▶
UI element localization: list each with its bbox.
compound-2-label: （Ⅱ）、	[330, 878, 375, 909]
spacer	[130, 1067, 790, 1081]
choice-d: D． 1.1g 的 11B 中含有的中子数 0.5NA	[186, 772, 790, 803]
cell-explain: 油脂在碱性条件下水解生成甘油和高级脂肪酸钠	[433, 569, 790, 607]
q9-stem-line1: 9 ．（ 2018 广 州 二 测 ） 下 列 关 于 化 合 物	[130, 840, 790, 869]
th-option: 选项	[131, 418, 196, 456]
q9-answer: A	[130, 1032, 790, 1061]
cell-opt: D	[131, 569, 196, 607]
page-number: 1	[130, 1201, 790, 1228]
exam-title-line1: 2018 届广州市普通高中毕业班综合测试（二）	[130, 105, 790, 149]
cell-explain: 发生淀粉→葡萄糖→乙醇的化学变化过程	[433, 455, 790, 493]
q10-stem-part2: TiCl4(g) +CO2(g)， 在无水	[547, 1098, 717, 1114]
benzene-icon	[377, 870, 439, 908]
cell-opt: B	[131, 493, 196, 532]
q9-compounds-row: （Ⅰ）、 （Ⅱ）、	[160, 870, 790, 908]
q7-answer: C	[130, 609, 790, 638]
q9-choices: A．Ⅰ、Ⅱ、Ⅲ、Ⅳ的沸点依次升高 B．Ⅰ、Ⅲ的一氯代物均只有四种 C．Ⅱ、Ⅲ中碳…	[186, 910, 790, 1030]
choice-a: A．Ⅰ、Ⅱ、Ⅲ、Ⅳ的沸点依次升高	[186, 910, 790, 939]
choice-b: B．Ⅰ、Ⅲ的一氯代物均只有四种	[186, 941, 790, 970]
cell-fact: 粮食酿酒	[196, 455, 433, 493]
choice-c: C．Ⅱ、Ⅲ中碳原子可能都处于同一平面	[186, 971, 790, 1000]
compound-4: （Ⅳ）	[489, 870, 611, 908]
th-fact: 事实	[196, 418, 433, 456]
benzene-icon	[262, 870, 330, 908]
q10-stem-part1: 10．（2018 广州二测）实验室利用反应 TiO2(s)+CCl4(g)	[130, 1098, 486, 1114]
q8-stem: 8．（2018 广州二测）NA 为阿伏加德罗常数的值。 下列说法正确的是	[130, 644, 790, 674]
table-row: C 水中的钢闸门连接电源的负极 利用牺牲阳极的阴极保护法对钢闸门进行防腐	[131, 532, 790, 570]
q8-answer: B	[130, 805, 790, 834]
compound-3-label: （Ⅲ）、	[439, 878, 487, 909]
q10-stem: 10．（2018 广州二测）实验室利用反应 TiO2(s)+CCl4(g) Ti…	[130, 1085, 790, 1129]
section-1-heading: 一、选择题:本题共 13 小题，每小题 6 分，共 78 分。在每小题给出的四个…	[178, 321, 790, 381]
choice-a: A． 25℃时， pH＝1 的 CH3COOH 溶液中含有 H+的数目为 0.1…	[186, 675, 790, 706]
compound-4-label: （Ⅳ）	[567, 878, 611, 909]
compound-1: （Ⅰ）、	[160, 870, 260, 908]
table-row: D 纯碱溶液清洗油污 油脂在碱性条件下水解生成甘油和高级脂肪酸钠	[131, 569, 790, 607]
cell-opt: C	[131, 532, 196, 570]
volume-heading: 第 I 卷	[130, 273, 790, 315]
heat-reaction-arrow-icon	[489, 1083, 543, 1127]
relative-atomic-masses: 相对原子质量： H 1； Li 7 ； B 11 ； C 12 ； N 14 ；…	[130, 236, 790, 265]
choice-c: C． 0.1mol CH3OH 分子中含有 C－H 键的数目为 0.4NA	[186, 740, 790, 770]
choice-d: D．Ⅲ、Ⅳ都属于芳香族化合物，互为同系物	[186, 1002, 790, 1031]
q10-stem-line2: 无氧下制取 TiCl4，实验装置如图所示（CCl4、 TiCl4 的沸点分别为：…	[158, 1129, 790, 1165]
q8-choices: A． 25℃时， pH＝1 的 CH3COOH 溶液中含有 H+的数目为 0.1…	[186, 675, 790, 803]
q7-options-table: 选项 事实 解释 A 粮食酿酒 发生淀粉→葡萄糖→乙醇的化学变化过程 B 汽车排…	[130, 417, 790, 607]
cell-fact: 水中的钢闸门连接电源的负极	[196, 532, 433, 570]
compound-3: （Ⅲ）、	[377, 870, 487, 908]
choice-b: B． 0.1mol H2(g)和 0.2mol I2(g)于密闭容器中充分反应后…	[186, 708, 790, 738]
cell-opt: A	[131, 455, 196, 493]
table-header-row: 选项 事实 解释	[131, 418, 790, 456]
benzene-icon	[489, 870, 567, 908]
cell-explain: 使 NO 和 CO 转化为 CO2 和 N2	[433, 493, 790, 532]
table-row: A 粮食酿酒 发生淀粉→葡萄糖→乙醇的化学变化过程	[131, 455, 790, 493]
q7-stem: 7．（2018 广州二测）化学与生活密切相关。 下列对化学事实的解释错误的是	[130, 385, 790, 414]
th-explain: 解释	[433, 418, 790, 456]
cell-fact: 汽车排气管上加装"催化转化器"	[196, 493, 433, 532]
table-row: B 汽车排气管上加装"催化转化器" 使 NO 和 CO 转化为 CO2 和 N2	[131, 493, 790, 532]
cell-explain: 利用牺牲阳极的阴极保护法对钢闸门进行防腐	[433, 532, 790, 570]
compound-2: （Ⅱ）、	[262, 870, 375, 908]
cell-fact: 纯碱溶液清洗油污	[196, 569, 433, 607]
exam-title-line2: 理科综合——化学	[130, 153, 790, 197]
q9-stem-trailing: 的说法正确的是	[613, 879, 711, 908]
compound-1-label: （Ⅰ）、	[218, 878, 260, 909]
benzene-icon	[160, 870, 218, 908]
◀
▸ **PROBLEM DETAILS**: Rewrite all the records with every "benzene-icon" swapped for "aromatic-ring-icon", and keep every other part of each line unchanged.

▸ **SOLUTION**:
UI element localization: list each with its bbox.
compound-2-label: （Ⅱ）、	[330, 878, 375, 909]
spacer	[130, 1067, 790, 1081]
choice-d: D． 1.1g 的 11B 中含有的中子数 0.5NA	[186, 772, 790, 803]
cell-explain: 油脂在碱性条件下水解生成甘油和高级脂肪酸钠	[433, 569, 790, 607]
q9-stem-line1: 9 ．（ 2018 广 州 二 测 ） 下 列 关 于 化 合 物	[130, 840, 790, 869]
th-option: 选项	[131, 418, 196, 456]
q9-answer: A	[130, 1032, 790, 1061]
cell-opt: D	[131, 569, 196, 607]
page-number: 1	[130, 1201, 790, 1228]
exam-title-line1: 2018 届广州市普通高中毕业班综合测试（二）	[130, 105, 790, 149]
cell-explain: 发生淀粉→葡萄糖→乙醇的化学变化过程	[433, 455, 790, 493]
q10-stem-part2: TiCl4(g) +CO2(g)， 在无水	[547, 1098, 717, 1114]
aromatic-ring-icon	[377, 870, 439, 908]
cell-opt: B	[131, 493, 196, 532]
q9-compounds-row: （Ⅰ）、 （Ⅱ）、	[160, 870, 790, 908]
q7-answer: C	[130, 609, 790, 638]
q9-choices: A．Ⅰ、Ⅱ、Ⅲ、Ⅳ的沸点依次升高 B．Ⅰ、Ⅲ的一氯代物均只有四种 C．Ⅱ、Ⅲ中碳…	[186, 910, 790, 1030]
choice-a: A．Ⅰ、Ⅱ、Ⅲ、Ⅳ的沸点依次升高	[186, 910, 790, 939]
choice-b: B．Ⅰ、Ⅲ的一氯代物均只有四种	[186, 941, 790, 970]
cell-fact: 粮食酿酒	[196, 455, 433, 493]
choice-c: C．Ⅱ、Ⅲ中碳原子可能都处于同一平面	[186, 971, 790, 1000]
compound-4: （Ⅳ）	[489, 870, 611, 908]
th-fact: 事实	[196, 418, 433, 456]
aromatic-ring-icon	[262, 870, 330, 908]
q10-stem-part1: 10．（2018 广州二测）实验室利用反应 TiO2(s)+CCl4(g)	[130, 1098, 486, 1114]
q8-stem: 8．（2018 广州二测）NA 为阿伏加德罗常数的值。 下列说法正确的是	[130, 644, 790, 674]
table-row: C 水中的钢闸门连接电源的负极 利用牺牲阳极的阴极保护法对钢闸门进行防腐	[131, 532, 790, 570]
q8-answer: B	[130, 805, 790, 834]
compound-3-label: （Ⅲ）、	[439, 878, 487, 909]
q10-stem: 10．（2018 广州二测）实验室利用反应 TiO2(s)+CCl4(g) Ti…	[130, 1085, 790, 1129]
section-1-heading: 一、选择题:本题共 13 小题，每小题 6 分，共 78 分。在每小题给出的四个…	[178, 321, 790, 381]
choice-a: A． 25℃时， pH＝1 的 CH3COOH 溶液中含有 H+的数目为 0.1…	[186, 675, 790, 706]
compound-4-label: （Ⅳ）	[567, 878, 611, 909]
compound-1: （Ⅰ）、	[160, 870, 260, 908]
table-row: D 纯碱溶液清洗油污 油脂在碱性条件下水解生成甘油和高级脂肪酸钠	[131, 569, 790, 607]
cell-opt: C	[131, 532, 196, 570]
volume-heading: 第 I 卷	[130, 273, 790, 315]
heat-reaction-arrow-icon	[489, 1083, 543, 1127]
relative-atomic-masses: 相对原子质量： H 1； Li 7 ； B 11 ； C 12 ； N 14 ；…	[130, 236, 790, 265]
choice-c: C． 0.1mol CH3OH 分子中含有 C－H 键的数目为 0.4NA	[186, 740, 790, 770]
choice-d: D．Ⅲ、Ⅳ都属于芳香族化合物，互为同系物	[186, 1002, 790, 1031]
q10-stem-line2: 无氧下制取 TiCl4，实验装置如图所示（CCl4、 TiCl4 的沸点分别为：…	[158, 1129, 790, 1165]
q8-choices: A． 25℃时， pH＝1 的 CH3COOH 溶液中含有 H+的数目为 0.1…	[186, 675, 790, 803]
q7-options-table: 选项 事实 解释 A 粮食酿酒 发生淀粉→葡萄糖→乙醇的化学变化过程 B 汽车排…	[130, 417, 790, 607]
cell-fact: 水中的钢闸门连接电源的负极	[196, 532, 433, 570]
compound-3: （Ⅲ）、	[377, 870, 487, 908]
choice-b: B． 0.1mol H2(g)和 0.2mol I2(g)于密闭容器中充分反应后…	[186, 708, 790, 738]
cell-opt: A	[131, 455, 196, 493]
table-header-row: 选项 事实 解释	[131, 418, 790, 456]
aromatic-ring-icon	[489, 870, 567, 908]
cell-explain: 使 NO 和 CO 转化为 CO2 和 N2	[433, 493, 790, 532]
table-row: A 粮食酿酒 发生淀粉→葡萄糖→乙醇的化学变化过程	[131, 455, 790, 493]
q7-stem: 7．（2018 广州二测）化学与生活密切相关。 下列对化学事实的解释错误的是	[130, 385, 790, 414]
th-explain: 解释	[433, 418, 790, 456]
cell-fact: 汽车排气管上加装"催化转化器"	[196, 493, 433, 532]
table-row: B 汽车排气管上加装"催化转化器" 使 NO 和 CO 转化为 CO2 和 N2	[131, 493, 790, 532]
cell-explain: 利用牺牲阳极的阴极保护法对钢闸门进行防腐	[433, 532, 790, 570]
compound-2: （Ⅱ）、	[262, 870, 375, 908]
cell-fact: 纯碱溶液清洗油污	[196, 569, 433, 607]
exam-title-line2: 理科综合——化学	[130, 153, 790, 197]
q9-stem-trailing: 的说法正确的是	[613, 879, 711, 908]
compound-1-label: （Ⅰ）、	[218, 878, 260, 909]
aromatic-ring-icon	[160, 870, 218, 908]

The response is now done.